All of the material below is to be restated word for word, apart from the pictures.

_ _ _ _ _ _ _

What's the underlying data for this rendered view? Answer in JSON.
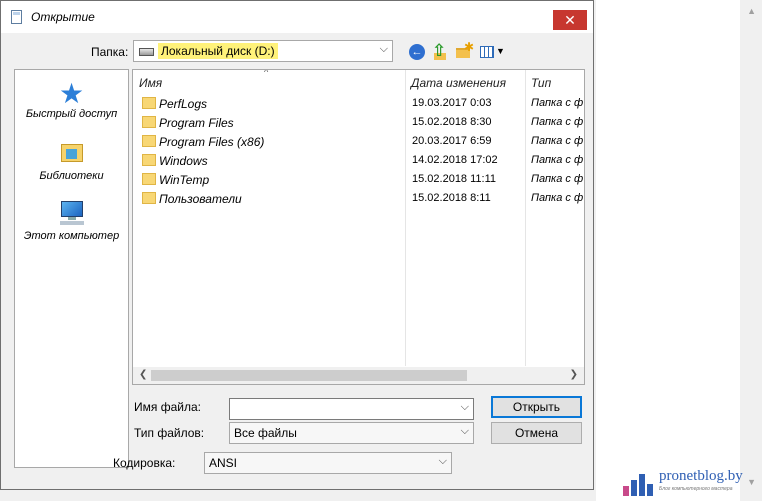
{
  "window": {
    "title": "Открытие",
    "close_glyph": "✕"
  },
  "folder_row": {
    "label": "Папка:",
    "current": "Локальный диск (D:)"
  },
  "toolbar": [
    "back-icon",
    "up-folder-icon",
    "new-folder-icon",
    "views-menu-icon"
  ],
  "places": [
    {
      "label": "Быстрый доступ",
      "icon": "star-icon"
    },
    {
      "label": "Библиотеки",
      "icon": "libraries-icon"
    },
    {
      "label": "Этот компьютер",
      "icon": "computer-icon"
    }
  ],
  "list": {
    "columns": {
      "name": "Имя",
      "date": "Дата изменения",
      "type": "Тип"
    },
    "rows": [
      {
        "name": "PerfLogs",
        "date": "19.03.2017 0:03",
        "type": "Папка с ф"
      },
      {
        "name": "Program Files",
        "date": "15.02.2018 8:30",
        "type": "Папка с ф"
      },
      {
        "name": "Program Files (x86)",
        "date": "20.03.2017 6:59",
        "type": "Папка с ф"
      },
      {
        "name": "Windows",
        "date": "14.02.2018 17:02",
        "type": "Папка с ф"
      },
      {
        "name": "WinTemp",
        "date": "15.02.2018 11:11",
        "type": "Папка с ф"
      },
      {
        "name": "Пользователи",
        "date": "15.02.2018 8:11",
        "type": "Папка с ф"
      }
    ]
  },
  "form": {
    "filename_label": "Имя файла:",
    "filename_value": "",
    "filetype_label": "Тип файлов:",
    "filetype_value": "Все файлы",
    "encoding_label": "Кодировка:",
    "encoding_value": "ANSI",
    "open_button": "Открыть",
    "cancel_button": "Отмена"
  },
  "watermark": {
    "text": "pronetblog.by",
    "subtext": "Блог компьютерного мастера"
  },
  "colors": {
    "accent": "#0a78d7",
    "close": "#c7372f",
    "folder": "#f8d775",
    "highlight": "#fff27a"
  }
}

_ _ _ _ _ _ _

EXERCISE OUTPUT »
What's the underlying data for this rendered view? Answer in JSON.
{
  "window": {
    "title": "Открытие",
    "close_glyph": "✕"
  },
  "folder_row": {
    "label": "Папка:",
    "current": "Локальный диск (D:)"
  },
  "toolbar": [
    "back-icon",
    "up-folder-icon",
    "new-folder-icon",
    "views-menu-icon"
  ],
  "places": [
    {
      "label": "Быстрый доступ",
      "icon": "star-icon"
    },
    {
      "label": "Библиотеки",
      "icon": "libraries-icon"
    },
    {
      "label": "Этот компьютер",
      "icon": "computer-icon"
    }
  ],
  "list": {
    "columns": {
      "name": "Имя",
      "date": "Дата изменения",
      "type": "Тип"
    },
    "rows": [
      {
        "name": "PerfLogs",
        "date": "19.03.2017 0:03",
        "type": "Папка с ф"
      },
      {
        "name": "Program Files",
        "date": "15.02.2018 8:30",
        "type": "Папка с ф"
      },
      {
        "name": "Program Files (x86)",
        "date": "20.03.2017 6:59",
        "type": "Папка с ф"
      },
      {
        "name": "Windows",
        "date": "14.02.2018 17:02",
        "type": "Папка с ф"
      },
      {
        "name": "WinTemp",
        "date": "15.02.2018 11:11",
        "type": "Папка с ф"
      },
      {
        "name": "Пользователи",
        "date": "15.02.2018 8:11",
        "type": "Папка с ф"
      }
    ]
  },
  "form": {
    "filename_label": "Имя файла:",
    "filename_value": "",
    "filetype_label": "Тип файлов:",
    "filetype_value": "Все файлы",
    "encoding_label": "Кодировка:",
    "encoding_value": "ANSI",
    "open_button": "Открыть",
    "cancel_button": "Отмена"
  },
  "watermark": {
    "text": "pronetblog.by",
    "subtext": "Блог компьютерного мастера"
  },
  "colors": {
    "accent": "#0a78d7",
    "close": "#c7372f",
    "folder": "#f8d775",
    "highlight": "#fff27a"
  }
}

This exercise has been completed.